- **Directions**
Write every record out again exactly as given.

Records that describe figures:
━━━

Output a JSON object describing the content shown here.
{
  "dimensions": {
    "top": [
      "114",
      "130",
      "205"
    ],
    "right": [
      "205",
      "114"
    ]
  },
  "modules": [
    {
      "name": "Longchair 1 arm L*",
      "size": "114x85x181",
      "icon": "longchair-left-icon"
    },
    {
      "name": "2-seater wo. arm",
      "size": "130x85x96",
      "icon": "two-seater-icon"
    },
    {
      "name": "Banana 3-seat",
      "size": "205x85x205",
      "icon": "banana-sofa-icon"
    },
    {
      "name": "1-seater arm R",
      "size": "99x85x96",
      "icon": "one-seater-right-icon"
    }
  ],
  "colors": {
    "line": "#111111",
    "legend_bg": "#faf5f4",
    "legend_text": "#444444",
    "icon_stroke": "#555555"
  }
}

━━━

- **Final result**
Output a JSON object describing the content shown here.
{
  "dimensions": {
    "top": [
      "114",
      "130",
      "205"
    ],
    "right": [
      "205",
      "114"
    ]
  },
  "modules": [
    {
      "name": "Longchair 1 arm L*",
      "size": "114x85x181",
      "icon": "longchair-left-icon"
    },
    {
      "name": "2-seater wo. arm",
      "size": "130x85x96",
      "icon": "two-seater-icon"
    },
    {
      "name": "Banana 3-seat",
      "size": "205x85x205",
      "icon": "banana-sofa-icon"
    },
    {
      "name": "1-seater arm R",
      "size": "99x85x96",
      "icon": "one-seater-right-icon"
    }
  ],
  "colors": {
    "line": "#111111",
    "legend_bg": "#faf5f4",
    "legend_text": "#444444",
    "icon_stroke": "#555555"
  }
}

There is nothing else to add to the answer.